Instruction: Repeat each line exactly, leaving nothing out.

Part of a data file:
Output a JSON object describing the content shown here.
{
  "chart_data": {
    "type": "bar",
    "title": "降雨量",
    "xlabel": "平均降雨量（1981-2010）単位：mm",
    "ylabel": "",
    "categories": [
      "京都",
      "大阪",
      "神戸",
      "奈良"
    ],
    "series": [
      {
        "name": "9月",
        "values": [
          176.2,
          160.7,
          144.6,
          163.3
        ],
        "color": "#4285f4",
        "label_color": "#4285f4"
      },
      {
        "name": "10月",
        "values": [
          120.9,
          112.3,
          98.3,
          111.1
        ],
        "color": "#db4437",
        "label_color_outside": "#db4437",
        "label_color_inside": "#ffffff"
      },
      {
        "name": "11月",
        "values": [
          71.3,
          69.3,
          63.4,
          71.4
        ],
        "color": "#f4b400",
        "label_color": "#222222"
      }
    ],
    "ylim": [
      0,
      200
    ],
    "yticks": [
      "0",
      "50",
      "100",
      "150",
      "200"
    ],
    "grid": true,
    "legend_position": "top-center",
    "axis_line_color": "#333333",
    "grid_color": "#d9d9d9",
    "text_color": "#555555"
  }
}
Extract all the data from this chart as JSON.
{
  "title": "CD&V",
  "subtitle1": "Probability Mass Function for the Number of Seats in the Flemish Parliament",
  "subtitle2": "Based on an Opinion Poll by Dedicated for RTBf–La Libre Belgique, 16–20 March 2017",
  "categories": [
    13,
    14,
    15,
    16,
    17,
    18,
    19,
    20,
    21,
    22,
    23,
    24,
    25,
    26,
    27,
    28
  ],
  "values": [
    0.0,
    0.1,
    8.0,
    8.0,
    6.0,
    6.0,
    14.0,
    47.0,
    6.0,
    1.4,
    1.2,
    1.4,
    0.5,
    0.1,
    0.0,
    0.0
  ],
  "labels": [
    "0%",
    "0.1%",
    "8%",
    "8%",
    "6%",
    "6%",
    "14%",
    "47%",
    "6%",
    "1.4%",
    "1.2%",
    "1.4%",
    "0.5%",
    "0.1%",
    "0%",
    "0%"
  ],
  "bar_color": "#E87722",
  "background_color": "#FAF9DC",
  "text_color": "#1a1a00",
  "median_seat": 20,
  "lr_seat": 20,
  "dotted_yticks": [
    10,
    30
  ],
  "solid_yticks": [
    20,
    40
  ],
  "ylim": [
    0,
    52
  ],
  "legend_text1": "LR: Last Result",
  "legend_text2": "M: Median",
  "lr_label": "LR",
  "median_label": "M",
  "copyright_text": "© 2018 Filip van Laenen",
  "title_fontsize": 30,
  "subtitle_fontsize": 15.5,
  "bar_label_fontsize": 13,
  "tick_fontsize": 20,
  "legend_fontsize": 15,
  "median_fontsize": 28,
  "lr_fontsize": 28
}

Full answer:
Output a JSON object describing the content shown here.
{
  "chart_data": {
    "type": "bar",
    "title": "降雨量",
    "xlabel": "平均降雨量（1981-2010）単位：mm",
    "ylabel": "",
    "categories": [
      "京都",
      "大阪",
      "神戸",
      "奈良"
    ],
    "series": [
      {
        "name": "9月",
        "values": [
          176.2,
          160.7,
          144.6,
          163.3
        ],
        "color": "#4285f4",
        "label_color": "#4285f4"
      },
      {
        "name": "10月",
        "values": [
          120.9,
          112.3,
          98.3,
          111.1
        ],
        "color": "#db4437",
        "label_color_outside": "#db4437",
        "label_color_inside": "#ffffff"
      },
      {
        "name": "11月",
        "values": [
          71.3,
          69.3,
          63.4,
          71.4
        ],
        "color": "#f4b400",
        "label_color": "#222222"
      }
    ],
    "ylim": [
      0,
      200
    ],
    "yticks": [
      "0",
      "50",
      "100",
      "150",
      "200"
    ],
    "grid": true,
    "legend_position": "top-center",
    "axis_line_color": "#333333",
    "grid_color": "#d9d9d9",
    "text_color": "#555555"
  }
}
Extract all the data from this chart as JSON.
{
  "title": "CD&V",
  "subtitle1": "Probability Mass Function for the Number of Seats in the Flemish Parliament",
  "subtitle2": "Based on an Opinion Poll by Dedicated for RTBf–La Libre Belgique, 16–20 March 2017",
  "categories": [
    13,
    14,
    15,
    16,
    17,
    18,
    19,
    20,
    21,
    22,
    23,
    24,
    25,
    26,
    27,
    28
  ],
  "values": [
    0.0,
    0.1,
    8.0,
    8.0,
    6.0,
    6.0,
    14.0,
    47.0,
    6.0,
    1.4,
    1.2,
    1.4,
    0.5,
    0.1,
    0.0,
    0.0
  ],
  "labels": [
    "0%",
    "0.1%",
    "8%",
    "8%",
    "6%",
    "6%",
    "14%",
    "47%",
    "6%",
    "1.4%",
    "1.2%",
    "1.4%",
    "0.5%",
    "0.1%",
    "0%",
    "0%"
  ],
  "bar_color": "#E87722",
  "background_color": "#FAF9DC",
  "text_color": "#1a1a00",
  "median_seat": 20,
  "lr_seat": 20,
  "dotted_yticks": [
    10,
    30
  ],
  "solid_yticks": [
    20,
    40
  ],
  "ylim": [
    0,
    52
  ],
  "legend_text1": "LR: Last Result",
  "legend_text2": "M: Median",
  "lr_label": "LR",
  "median_label": "M",
  "copyright_text": "© 2018 Filip van Laenen",
  "title_fontsize": 30,
  "subtitle_fontsize": 15.5,
  "bar_label_fontsize": 13,
  "tick_fontsize": 20,
  "legend_fontsize": 15,
  "median_fontsize": 28,
  "lr_fontsize": 28
}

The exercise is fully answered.